EXERCISE INSTRUCTIONS: Copy the data below word for word, keeping every line in its original order.

########################################

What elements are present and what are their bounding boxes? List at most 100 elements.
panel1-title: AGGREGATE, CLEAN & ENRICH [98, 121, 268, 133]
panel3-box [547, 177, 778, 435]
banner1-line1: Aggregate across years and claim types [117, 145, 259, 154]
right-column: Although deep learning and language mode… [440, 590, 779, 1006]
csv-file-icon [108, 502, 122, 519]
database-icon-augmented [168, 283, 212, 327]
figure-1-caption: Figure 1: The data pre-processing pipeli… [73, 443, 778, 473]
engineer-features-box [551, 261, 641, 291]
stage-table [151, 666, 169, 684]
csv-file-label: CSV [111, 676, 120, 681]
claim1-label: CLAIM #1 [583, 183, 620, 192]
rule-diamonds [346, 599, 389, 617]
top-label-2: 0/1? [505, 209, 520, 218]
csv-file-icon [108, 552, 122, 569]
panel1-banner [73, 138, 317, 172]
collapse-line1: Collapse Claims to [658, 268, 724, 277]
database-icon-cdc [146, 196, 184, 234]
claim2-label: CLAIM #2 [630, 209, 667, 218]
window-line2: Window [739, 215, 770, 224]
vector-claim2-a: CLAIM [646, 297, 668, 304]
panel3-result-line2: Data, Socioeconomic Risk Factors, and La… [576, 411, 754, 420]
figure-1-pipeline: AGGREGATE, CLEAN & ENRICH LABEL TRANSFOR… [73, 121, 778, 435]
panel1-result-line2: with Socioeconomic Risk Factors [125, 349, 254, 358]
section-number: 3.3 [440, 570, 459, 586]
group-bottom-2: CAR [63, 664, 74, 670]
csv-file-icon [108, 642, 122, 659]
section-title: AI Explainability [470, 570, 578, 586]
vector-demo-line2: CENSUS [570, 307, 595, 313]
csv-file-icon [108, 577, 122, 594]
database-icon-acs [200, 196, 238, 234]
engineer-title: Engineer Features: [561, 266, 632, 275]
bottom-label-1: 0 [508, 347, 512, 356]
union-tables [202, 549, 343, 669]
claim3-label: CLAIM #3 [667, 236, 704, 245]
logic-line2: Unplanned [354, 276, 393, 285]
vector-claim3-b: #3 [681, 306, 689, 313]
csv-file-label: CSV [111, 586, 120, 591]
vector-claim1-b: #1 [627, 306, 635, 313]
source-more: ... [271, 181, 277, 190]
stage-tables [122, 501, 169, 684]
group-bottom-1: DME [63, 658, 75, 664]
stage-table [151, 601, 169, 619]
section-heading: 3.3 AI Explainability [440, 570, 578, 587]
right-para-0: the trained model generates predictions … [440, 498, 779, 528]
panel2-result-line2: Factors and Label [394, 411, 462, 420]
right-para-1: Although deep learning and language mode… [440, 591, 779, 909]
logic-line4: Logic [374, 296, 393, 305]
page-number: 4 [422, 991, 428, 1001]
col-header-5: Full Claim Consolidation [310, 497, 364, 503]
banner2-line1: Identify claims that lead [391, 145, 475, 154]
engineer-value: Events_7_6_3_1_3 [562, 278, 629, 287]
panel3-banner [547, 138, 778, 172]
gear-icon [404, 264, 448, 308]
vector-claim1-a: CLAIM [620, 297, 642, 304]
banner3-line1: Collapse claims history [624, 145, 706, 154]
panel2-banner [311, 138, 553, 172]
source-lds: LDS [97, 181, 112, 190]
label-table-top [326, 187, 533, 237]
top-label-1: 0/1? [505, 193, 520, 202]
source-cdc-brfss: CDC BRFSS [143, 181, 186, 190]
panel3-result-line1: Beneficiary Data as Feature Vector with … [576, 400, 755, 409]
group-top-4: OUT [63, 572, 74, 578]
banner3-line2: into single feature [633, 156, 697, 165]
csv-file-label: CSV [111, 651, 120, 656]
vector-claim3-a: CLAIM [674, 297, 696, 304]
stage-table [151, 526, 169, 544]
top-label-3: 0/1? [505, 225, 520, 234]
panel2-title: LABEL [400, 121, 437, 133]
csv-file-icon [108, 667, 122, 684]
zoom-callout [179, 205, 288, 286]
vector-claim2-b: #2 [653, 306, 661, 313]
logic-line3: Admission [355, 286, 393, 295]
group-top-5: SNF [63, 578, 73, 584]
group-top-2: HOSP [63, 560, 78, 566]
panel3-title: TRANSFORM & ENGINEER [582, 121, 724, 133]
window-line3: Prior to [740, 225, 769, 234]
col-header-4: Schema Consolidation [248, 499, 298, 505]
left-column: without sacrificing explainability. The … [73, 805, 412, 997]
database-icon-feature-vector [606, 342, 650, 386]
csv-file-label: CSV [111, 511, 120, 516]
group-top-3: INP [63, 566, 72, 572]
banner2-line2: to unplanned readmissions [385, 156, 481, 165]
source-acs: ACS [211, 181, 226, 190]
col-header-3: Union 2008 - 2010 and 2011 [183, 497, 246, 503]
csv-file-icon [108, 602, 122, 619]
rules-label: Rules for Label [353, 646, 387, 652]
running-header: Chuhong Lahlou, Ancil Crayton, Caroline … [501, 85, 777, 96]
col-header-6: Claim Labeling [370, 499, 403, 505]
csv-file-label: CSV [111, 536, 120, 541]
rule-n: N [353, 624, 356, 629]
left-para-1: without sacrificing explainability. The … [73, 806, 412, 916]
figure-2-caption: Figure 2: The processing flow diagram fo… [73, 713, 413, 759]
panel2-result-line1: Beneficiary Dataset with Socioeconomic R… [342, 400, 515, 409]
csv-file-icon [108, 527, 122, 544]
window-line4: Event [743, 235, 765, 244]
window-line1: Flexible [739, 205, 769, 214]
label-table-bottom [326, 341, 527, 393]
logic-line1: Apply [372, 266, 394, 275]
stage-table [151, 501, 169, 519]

########################################

COMPLETE ANSWER:
What elements are present and what are their bounding boxes? List at most 100 elements.
panel1-title: AGGREGATE, CLEAN & ENRICH [98, 121, 268, 133]
panel3-box [547, 177, 778, 435]
banner1-line1: Aggregate across years and claim types [117, 145, 259, 154]
right-column: Although deep learning and language mode… [440, 590, 779, 1006]
csv-file-icon [108, 502, 122, 519]
database-icon-augmented [168, 283, 212, 327]
figure-1-caption: Figure 1: The data pre-processing pipeli… [73, 443, 778, 473]
engineer-features-box [551, 261, 641, 291]
stage-table [151, 666, 169, 684]
csv-file-label: CSV [111, 676, 120, 681]
claim1-label: CLAIM #1 [583, 183, 620, 192]
rule-diamonds [346, 599, 389, 617]
top-label-2: 0/1? [505, 209, 520, 218]
csv-file-icon [108, 552, 122, 569]
panel1-banner [73, 138, 317, 172]
collapse-line1: Collapse Claims to [658, 268, 724, 277]
database-icon-cdc [146, 196, 184, 234]
claim2-label: CLAIM #2 [630, 209, 667, 218]
window-line2: Window [739, 215, 770, 224]
vector-claim2-a: CLAIM [646, 297, 668, 304]
panel3-result-line2: Data, Socioeconomic Risk Factors, and La… [576, 411, 754, 420]
figure-1-pipeline: AGGREGATE, CLEAN & ENRICH LABEL TRANSFOR… [73, 121, 778, 435]
panel1-result-line2: with Socioeconomic Risk Factors [125, 349, 254, 358]
section-number: 3.3 [440, 570, 459, 586]
group-bottom-2: CAR [63, 664, 74, 670]
csv-file-icon [108, 642, 122, 659]
section-title: AI Explainability [470, 570, 578, 586]
vector-demo-line2: CENSUS [570, 307, 595, 313]
csv-file-icon [108, 577, 122, 594]
database-icon-acs [200, 196, 238, 234]
engineer-title: Engineer Features: [561, 266, 632, 275]
bottom-label-1: 0 [508, 347, 512, 356]
union-tables [202, 549, 343, 669]
claim3-label: CLAIM #3 [667, 236, 704, 245]
logic-line2: Unplanned [354, 276, 393, 285]
vector-claim3-b: #3 [681, 306, 689, 313]
csv-file-label: CSV [111, 586, 120, 591]
vector-claim1-b: #1 [627, 306, 635, 313]
source-more: ... [271, 181, 277, 190]
stage-tables [122, 501, 169, 684]
group-bottom-1: DME [63, 658, 75, 664]
stage-table [151, 601, 169, 619]
section-heading: 3.3 AI Explainability [440, 570, 578, 587]
right-para-0: the trained model generates predictions … [440, 498, 779, 528]
panel2-result-line2: Factors and Label [394, 411, 462, 420]
right-para-1: Although deep learning and language mode… [440, 591, 779, 909]
logic-line4: Logic [374, 296, 393, 305]
page-number: 4 [422, 991, 428, 1001]
col-header-5: Full Claim Consolidation [310, 497, 364, 503]
banner2-line1: Identify claims that lead [391, 145, 475, 154]
engineer-value: Events_7_6_3_1_3 [562, 278, 629, 287]
panel3-banner [547, 138, 778, 172]
gear-icon [404, 264, 448, 308]
vector-claim1-a: CLAIM [620, 297, 642, 304]
banner3-line1: Collapse claims history [624, 145, 706, 154]
panel2-banner [311, 138, 553, 172]
source-lds: LDS [97, 181, 112, 190]
label-table-top [326, 187, 533, 237]
top-label-1: 0/1? [505, 193, 520, 202]
source-cdc-brfss: CDC BRFSS [143, 181, 186, 190]
panel3-result-line1: Beneficiary Data as Feature Vector with … [576, 400, 755, 409]
group-top-4: OUT [63, 572, 74, 578]
banner3-line2: into single feature [633, 156, 697, 165]
csv-file-label: CSV [111, 651, 120, 656]
vector-claim3-a: CLAIM [674, 297, 696, 304]
stage-table [151, 526, 169, 544]
top-label-3: 0/1? [505, 225, 520, 234]
panel2-title: LABEL [400, 121, 437, 133]
csv-file-icon [108, 667, 122, 684]
zoom-callout [179, 205, 288, 286]
vector-claim2-b: #2 [653, 306, 661, 313]
logic-line3: Admission [355, 286, 393, 295]
group-top-5: SNF [63, 578, 73, 584]
group-top-2: HOSP [63, 560, 78, 566]
panel3-title: TRANSFORM & ENGINEER [582, 121, 724, 133]
window-line3: Prior to [740, 225, 769, 234]
col-header-4: Schema Consolidation [248, 499, 298, 505]
left-column: without sacrificing explainability. The … [73, 805, 412, 997]
database-icon-feature-vector [606, 342, 650, 386]
csv-file-label: CSV [111, 511, 120, 516]
group-top-3: INP [63, 566, 72, 572]
banner2-line2: to unplanned readmissions [385, 156, 481, 165]
source-acs: ACS [211, 181, 226, 190]
col-header-3: Union 2008 - 2010 and 2011 [183, 497, 246, 503]
csv-file-icon [108, 602, 122, 619]
rules-label: Rules for Label [353, 646, 387, 652]
running-header: Chuhong Lahlou, Ancil Crayton, Caroline … [501, 85, 777, 96]
col-header-6: Claim Labeling [370, 499, 403, 505]
csv-file-label: CSV [111, 536, 120, 541]
rule-n: N [353, 624, 356, 629]
left-para-1: without sacrificing explainability. The … [73, 806, 412, 916]
figure-2-caption: Figure 2: The processing flow diagram fo… [73, 713, 413, 759]
panel2-result-line1: Beneficiary Dataset with Socioeconomic R… [342, 400, 515, 409]
csv-file-icon [108, 527, 122, 544]
window-line4: Event [743, 235, 765, 244]
window-line1: Flexible [739, 205, 769, 214]
label-table-bottom [326, 341, 527, 393]
logic-line1: Apply [372, 266, 394, 275]
stage-table [151, 501, 169, 519]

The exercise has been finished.